**Required work:** Which lines in the records below contain the word "услуг"? Copy each one out.

**Records for processing:**
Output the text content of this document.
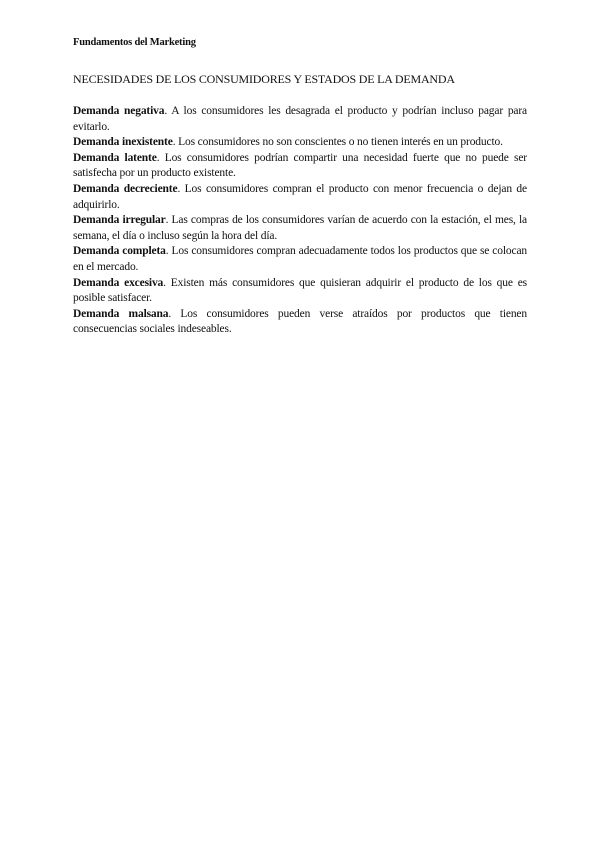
Fundamentos del Marketing
NECESIDADES DE LOS CONSUMIDORES Y ESTADOS DE LA DEMANDA

Demanda negativa. A los consumidores les desagrada el producto y podrían incluso pagar para evitarlo.

Demanda inexistente. Los consumidores no son conscientes o no tienen interés en un producto.

Demanda latente. Los consumidores podrían compartir una necesidad fuerte que no puede ser satisfecha por un producto existente.

Demanda decreciente. Los consumidores compran el producto con menor frecuencia o dejan de adquirirlo.

Demanda irregular. Las compras de los consumidores varían de acuerdo con la estación, el mes, la semana, el día o incluso según la hora del día.

Demanda completa. Los consumidores compran adecuadamente todos los productos que se colocan en el mercado.

Demanda excesiva. Existen más consumidores que quisieran adquirir el producto de los que es posible satisfacer.

Demanda malsana. Los consumidores pueden verse atraídos por productos que tienen consecuencias sociales indeseables.
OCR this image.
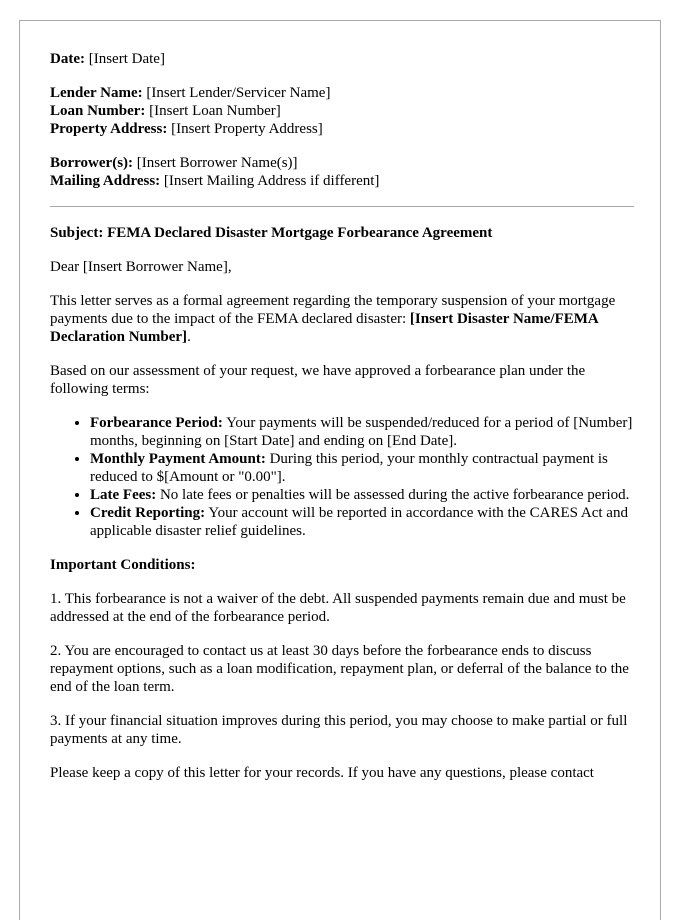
Date: [Insert Date]

Lender Name: [Insert Lender/Servicer Name]

Loan Number: [Insert Loan Number]

Property Address: [Insert Property Address]

Borrower(s): [Insert Borrower Name(s)]

Mailing Address: [Insert Mailing Address if different]

Subject: FEMA Declared Disaster Mortgage Forbearance Agreement

Dear [Insert Borrower Name],

This letter serves as a formal agreement regarding the temporary suspension of your mortgage payments due to the impact of the FEMA declared disaster: [Insert Disaster Name/FEMA Declaration Number].

Based on our assessment of your request, we have approved a forbearance plan under the following terms:

• Forbearance Period: Your payments will be suspended/reduced for a period of [Number] months, beginning on [Start Date] and ending on [End Date].
• Monthly Payment Amount: During this period, your monthly contractual payment is reduced to $[Amount or "0.00"].
• Late Fees: No late fees or penalties will be assessed during the active forbearance period.
• Credit Reporting: Your account will be reported in accordance with the CARES Act and applicable disaster relief guidelines.

Important Conditions:

1. This forbearance is not a waiver of the debt. All suspended payments remain due and must be addressed at the end of the forbearance period.

2. You are encouraged to contact us at least 30 days before the forbearance ends to discuss repayment options, such as a loan modification, repayment plan, or deferral of the balance to the end of the loan term.

3. If your financial situation improves during this period, you may choose to make partial or full payments at any time.

Please keep a copy of this letter for your records. If you have any questions, please contact
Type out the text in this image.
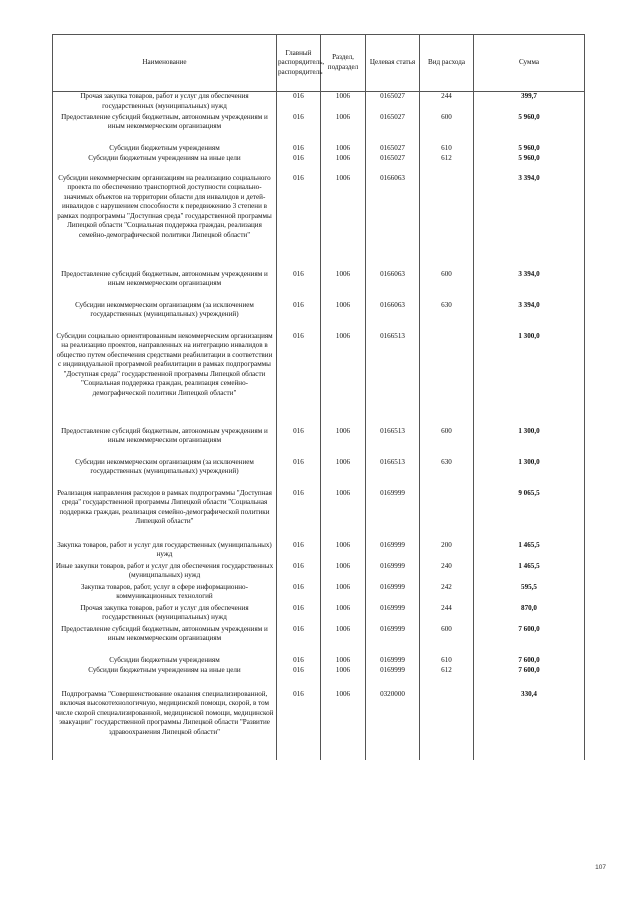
Наименование	Главный распорядитель, распорядитель	Раздел, подраздел	Целевая статья	Вид расхода	Сумма
Прочая закупка товаров, работ и услуг для обеспечения государственных (муниципальных) нужд	016	1006	0165027	244	399,7
Предоставление субсидий бюджетным, автономным учреждениям и иным некоммерческим организациям	016	1006	0165027	600	5 960,0
Субсидии бюджетным учреждениям	016	1006	0165027	610	5 960,0
Субсидии бюджетным учреждениям на иные цели	016	1006	0165027	612	5 960,0
Субсидии некоммерческим организациям на реализацию социального проекта по обеспечению транспортной доступности социально-значимых объектов на территории области для инвалидов и детей-инвалидов с нарушением способности к передвижению 3 степени в рамках подпрограммы "Доступная среда" государственной программы Липецкой области "Социальная поддержка граждан, реализация семейно-демографической политики Липецкой области"	016	1006	0166063		3 394,0
Предоставление субсидий бюджетным, автономным учреждениям и иным некоммерческим организациям	016	1006	0166063	600	3 394,0
Субсидии некоммерческим организациям (за исключением государственных (муниципальных) учреждений)	016	1006	0166063	630	3 394,0
Субсидии социально ориентированным некоммерческим организациям на реализацию проектов, направленных на интеграцию инвалидов в общество путем обеспечения средствами реабилитации в соответствии с индивидуальной программой реабилитации в рамках подпрограммы "Доступная среда" государственной программы Липецкой области "Социальная поддержка граждан, реализация семейно-демографической политики Липецкой области"	016	1006	0166513		1 300,0
Предоставление субсидий бюджетным, автономным учреждениям и иным некоммерческим организациям	016	1006	0166513	600	1 300,0
Субсидии некоммерческим организациям (за исключением государственных (муниципальных) учреждений)	016	1006	0166513	630	1 300,0
Реализация направления расходов в рамках подпрограммы "Доступная среда" государственной программы Липецкой области "Социальная поддержка граждан, реализация семейно-демографической политики Липецкой области"	016	1006	0169999		9 065,5
Закупка товаров, работ и услуг для государственных (муниципальных) нужд	016	1006	0169999	200	1 465,5
Иные закупки товаров, работ и услуг для обеспечения государственных (муниципальных) нужд	016	1006	0169999	240	1 465,5
Закупка товаров, работ, услуг в сфере информационно-коммуникационных технологий	016	1006	0169999	242	595,5
Прочая закупка товаров, работ и услуг для обеспечения государственных (муниципальных) нужд	016	1006	0169999	244	870,0
Предоставление субсидий бюджетным, автономным учреждениям и иным некоммерческим организациям	016	1006	0169999	600	7 600,0
Субсидии бюджетным учреждениям	016	1006	0169999	610	7 600,0
Субсидии бюджетным учреждениям на иные цели	016	1006	0169999	612	7 600,0
Подпрограмма "Совершенствование оказания специализированной, включая высокотехнологичную, медицинской помощи, скорой, в том числе скорой специализированной, медицинской помощи, медицинской эвакуации" государственной программы Липецкой области "Развитие здравоохранения Липецкой области"	016	1006	0320000		330,4
107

**The result:**
Прочая закупка товаров, работ и услуг для обеспечения государственных (муниципальных) нужд	016	1006	0165027	244	399,7
Закупка товаров, работ и услуг для государственных (муниципальных) нужд	016	1006	0169999	200	1 465,5
Иные закупки товаров, работ и услуг для обеспечения государственных (муниципальных) нужд	016	1006	0169999	240	1 465,5
Закупка товаров, работ, услуг в сфере информационно-коммуникационных технологий	016	1006	0169999	242	595,5
Прочая закупка товаров, работ и услуг для обеспечения государственных (муниципальных) нужд	016	1006	0169999	244	870,0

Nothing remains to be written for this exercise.